§ **Set problem**:
Print all entries precisely as they are written.
#### Input for this task ####
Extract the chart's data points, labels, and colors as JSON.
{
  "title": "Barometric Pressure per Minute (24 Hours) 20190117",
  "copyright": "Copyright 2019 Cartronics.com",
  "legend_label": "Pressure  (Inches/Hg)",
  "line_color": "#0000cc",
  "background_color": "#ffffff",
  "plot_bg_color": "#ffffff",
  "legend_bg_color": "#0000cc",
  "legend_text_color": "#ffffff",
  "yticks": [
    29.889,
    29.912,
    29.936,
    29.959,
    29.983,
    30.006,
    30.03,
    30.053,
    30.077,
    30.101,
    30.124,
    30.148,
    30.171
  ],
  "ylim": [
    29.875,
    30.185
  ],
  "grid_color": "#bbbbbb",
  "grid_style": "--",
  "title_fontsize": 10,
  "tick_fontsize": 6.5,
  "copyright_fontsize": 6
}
####
§ **Final answer**:
Extract the chart's data points, labels, and colors as JSON.
{
  "title": "Barometric Pressure per Minute (24 Hours) 20190117",
  "copyright": "Copyright 2019 Cartronics.com",
  "legend_label": "Pressure  (Inches/Hg)",
  "line_color": "#0000cc",
  "background_color": "#ffffff",
  "plot_bg_color": "#ffffff",
  "legend_bg_color": "#0000cc",
  "legend_text_color": "#ffffff",
  "yticks": [
    29.889,
    29.912,
    29.936,
    29.959,
    29.983,
    30.006,
    30.03,
    30.053,
    30.077,
    30.101,
    30.124,
    30.148,
    30.171
  ],
  "ylim": [
    29.875,
    30.185
  ],
  "grid_color": "#bbbbbb",
  "grid_style": "--",
  "title_fontsize": 10,
  "tick_fontsize": 6.5,
  "copyright_fontsize": 6
}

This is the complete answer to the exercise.